→ Exercise directions: Copy every record word for word.

Dataset items
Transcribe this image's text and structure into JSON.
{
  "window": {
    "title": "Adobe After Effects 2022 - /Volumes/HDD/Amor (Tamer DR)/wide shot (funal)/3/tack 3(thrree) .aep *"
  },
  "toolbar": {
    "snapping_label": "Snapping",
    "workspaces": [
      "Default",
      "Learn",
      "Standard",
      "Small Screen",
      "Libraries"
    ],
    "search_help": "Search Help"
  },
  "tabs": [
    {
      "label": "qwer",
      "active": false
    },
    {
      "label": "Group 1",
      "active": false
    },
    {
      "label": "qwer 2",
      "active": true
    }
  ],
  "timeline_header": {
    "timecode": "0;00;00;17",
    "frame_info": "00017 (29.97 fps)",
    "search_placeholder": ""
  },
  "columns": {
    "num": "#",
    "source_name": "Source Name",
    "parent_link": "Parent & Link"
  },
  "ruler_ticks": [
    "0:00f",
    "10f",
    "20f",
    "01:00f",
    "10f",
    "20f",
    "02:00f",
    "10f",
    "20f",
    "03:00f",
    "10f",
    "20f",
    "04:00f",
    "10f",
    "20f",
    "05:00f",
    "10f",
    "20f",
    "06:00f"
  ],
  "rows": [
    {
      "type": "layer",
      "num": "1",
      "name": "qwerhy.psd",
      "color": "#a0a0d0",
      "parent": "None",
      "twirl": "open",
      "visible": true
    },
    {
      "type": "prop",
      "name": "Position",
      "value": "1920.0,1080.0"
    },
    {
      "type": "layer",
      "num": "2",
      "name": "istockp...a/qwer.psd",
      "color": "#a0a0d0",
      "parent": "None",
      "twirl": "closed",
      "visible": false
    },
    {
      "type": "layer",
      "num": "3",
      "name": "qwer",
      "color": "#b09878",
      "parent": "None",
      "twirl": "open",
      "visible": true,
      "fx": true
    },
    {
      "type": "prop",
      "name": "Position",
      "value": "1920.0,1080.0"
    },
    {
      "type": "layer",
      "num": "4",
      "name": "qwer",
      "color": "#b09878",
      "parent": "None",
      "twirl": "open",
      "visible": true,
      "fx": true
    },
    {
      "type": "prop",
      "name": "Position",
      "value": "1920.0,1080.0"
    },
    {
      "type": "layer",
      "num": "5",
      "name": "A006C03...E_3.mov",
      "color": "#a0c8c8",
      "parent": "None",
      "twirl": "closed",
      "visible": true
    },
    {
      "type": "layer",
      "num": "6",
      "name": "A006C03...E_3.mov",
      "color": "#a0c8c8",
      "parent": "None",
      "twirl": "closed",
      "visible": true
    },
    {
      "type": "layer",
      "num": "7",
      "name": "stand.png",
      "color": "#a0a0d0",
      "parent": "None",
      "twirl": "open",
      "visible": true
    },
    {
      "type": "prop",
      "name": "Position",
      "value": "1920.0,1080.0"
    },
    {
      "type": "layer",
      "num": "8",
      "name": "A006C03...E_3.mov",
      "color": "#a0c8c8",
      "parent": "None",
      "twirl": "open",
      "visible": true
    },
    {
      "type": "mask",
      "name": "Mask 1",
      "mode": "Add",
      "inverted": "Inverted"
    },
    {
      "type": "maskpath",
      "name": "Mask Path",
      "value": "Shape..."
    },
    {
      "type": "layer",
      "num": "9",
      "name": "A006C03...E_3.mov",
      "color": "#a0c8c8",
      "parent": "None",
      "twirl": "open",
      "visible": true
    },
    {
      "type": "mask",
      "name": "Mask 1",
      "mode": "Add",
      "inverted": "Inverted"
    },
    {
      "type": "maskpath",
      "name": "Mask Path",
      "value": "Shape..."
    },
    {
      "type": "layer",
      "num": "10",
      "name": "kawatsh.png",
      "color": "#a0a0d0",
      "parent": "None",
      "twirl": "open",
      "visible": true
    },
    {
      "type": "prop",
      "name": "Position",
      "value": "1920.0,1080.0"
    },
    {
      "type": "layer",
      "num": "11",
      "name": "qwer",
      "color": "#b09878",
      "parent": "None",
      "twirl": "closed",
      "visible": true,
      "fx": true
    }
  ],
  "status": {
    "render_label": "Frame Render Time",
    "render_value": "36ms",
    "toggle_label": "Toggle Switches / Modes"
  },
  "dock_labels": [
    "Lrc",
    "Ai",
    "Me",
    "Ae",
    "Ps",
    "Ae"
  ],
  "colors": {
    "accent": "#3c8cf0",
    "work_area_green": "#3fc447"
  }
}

→ Answer to this problem:
Transcribe this image's text and structure into JSON.
{
  "window": {
    "title": "Adobe After Effects 2022 - /Volumes/HDD/Amor (Tamer DR)/wide shot (funal)/3/tack 3(thrree) .aep *"
  },
  "toolbar": {
    "snapping_label": "Snapping",
    "workspaces": [
      "Default",
      "Learn",
      "Standard",
      "Small Screen",
      "Libraries"
    ],
    "search_help": "Search Help"
  },
  "tabs": [
    {
      "label": "qwer",
      "active": false
    },
    {
      "label": "Group 1",
      "active": false
    },
    {
      "label": "qwer 2",
      "active": true
    }
  ],
  "timeline_header": {
    "timecode": "0;00;00;17",
    "frame_info": "00017 (29.97 fps)",
    "search_placeholder": ""
  },
  "columns": {
    "num": "#",
    "source_name": "Source Name",
    "parent_link": "Parent & Link"
  },
  "ruler_ticks": [
    "0:00f",
    "10f",
    "20f",
    "01:00f",
    "10f",
    "20f",
    "02:00f",
    "10f",
    "20f",
    "03:00f",
    "10f",
    "20f",
    "04:00f",
    "10f",
    "20f",
    "05:00f",
    "10f",
    "20f",
    "06:00f"
  ],
  "rows": [
    {
      "type": "layer",
      "num": "1",
      "name": "qwerhy.psd",
      "color": "#a0a0d0",
      "parent": "None",
      "twirl": "open",
      "visible": true
    },
    {
      "type": "prop",
      "name": "Position",
      "value": "1920.0,1080.0"
    },
    {
      "type": "layer",
      "num": "2",
      "name": "istockp...a/qwer.psd",
      "color": "#a0a0d0",
      "parent": "None",
      "twirl": "closed",
      "visible": false
    },
    {
      "type": "layer",
      "num": "3",
      "name": "qwer",
      "color": "#b09878",
      "parent": "None",
      "twirl": "open",
      "visible": true,
      "fx": true
    },
    {
      "type": "prop",
      "name": "Position",
      "value": "1920.0,1080.0"
    },
    {
      "type": "layer",
      "num": "4",
      "name": "qwer",
      "color": "#b09878",
      "parent": "None",
      "twirl": "open",
      "visible": true,
      "fx": true
    },
    {
      "type": "prop",
      "name": "Position",
      "value": "1920.0,1080.0"
    },
    {
      "type": "layer",
      "num": "5",
      "name": "A006C03...E_3.mov",
      "color": "#a0c8c8",
      "parent": "None",
      "twirl": "closed",
      "visible": true
    },
    {
      "type": "layer",
      "num": "6",
      "name": "A006C03...E_3.mov",
      "color": "#a0c8c8",
      "parent": "None",
      "twirl": "closed",
      "visible": true
    },
    {
      "type": "layer",
      "num": "7",
      "name": "stand.png",
      "color": "#a0a0d0",
      "parent": "None",
      "twirl": "open",
      "visible": true
    },
    {
      "type": "prop",
      "name": "Position",
      "value": "1920.0,1080.0"
    },
    {
      "type": "layer",
      "num": "8",
      "name": "A006C03...E_3.mov",
      "color": "#a0c8c8",
      "parent": "None",
      "twirl": "open",
      "visible": true
    },
    {
      "type": "mask",
      "name": "Mask 1",
      "mode": "Add",
      "inverted": "Inverted"
    },
    {
      "type": "maskpath",
      "name": "Mask Path",
      "value": "Shape..."
    },
    {
      "type": "layer",
      "num": "9",
      "name": "A006C03...E_3.mov",
      "color": "#a0c8c8",
      "parent": "None",
      "twirl": "open",
      "visible": true
    },
    {
      "type": "mask",
      "name": "Mask 1",
      "mode": "Add",
      "inverted": "Inverted"
    },
    {
      "type": "maskpath",
      "name": "Mask Path",
      "value": "Shape..."
    },
    {
      "type": "layer",
      "num": "10",
      "name": "kawatsh.png",
      "color": "#a0a0d0",
      "parent": "None",
      "twirl": "open",
      "visible": true
    },
    {
      "type": "prop",
      "name": "Position",
      "value": "1920.0,1080.0"
    },
    {
      "type": "layer",
      "num": "11",
      "name": "qwer",
      "color": "#b09878",
      "parent": "None",
      "twirl": "closed",
      "visible": true,
      "fx": true
    }
  ],
  "status": {
    "render_label": "Frame Render Time",
    "render_value": "36ms",
    "toggle_label": "Toggle Switches / Modes"
  },
  "dock_labels": [
    "Lrc",
    "Ai",
    "Me",
    "Ae",
    "Ps",
    "Ae"
  ],
  "colors": {
    "accent": "#3c8cf0",
    "work_area_green": "#3fc447"
  }
}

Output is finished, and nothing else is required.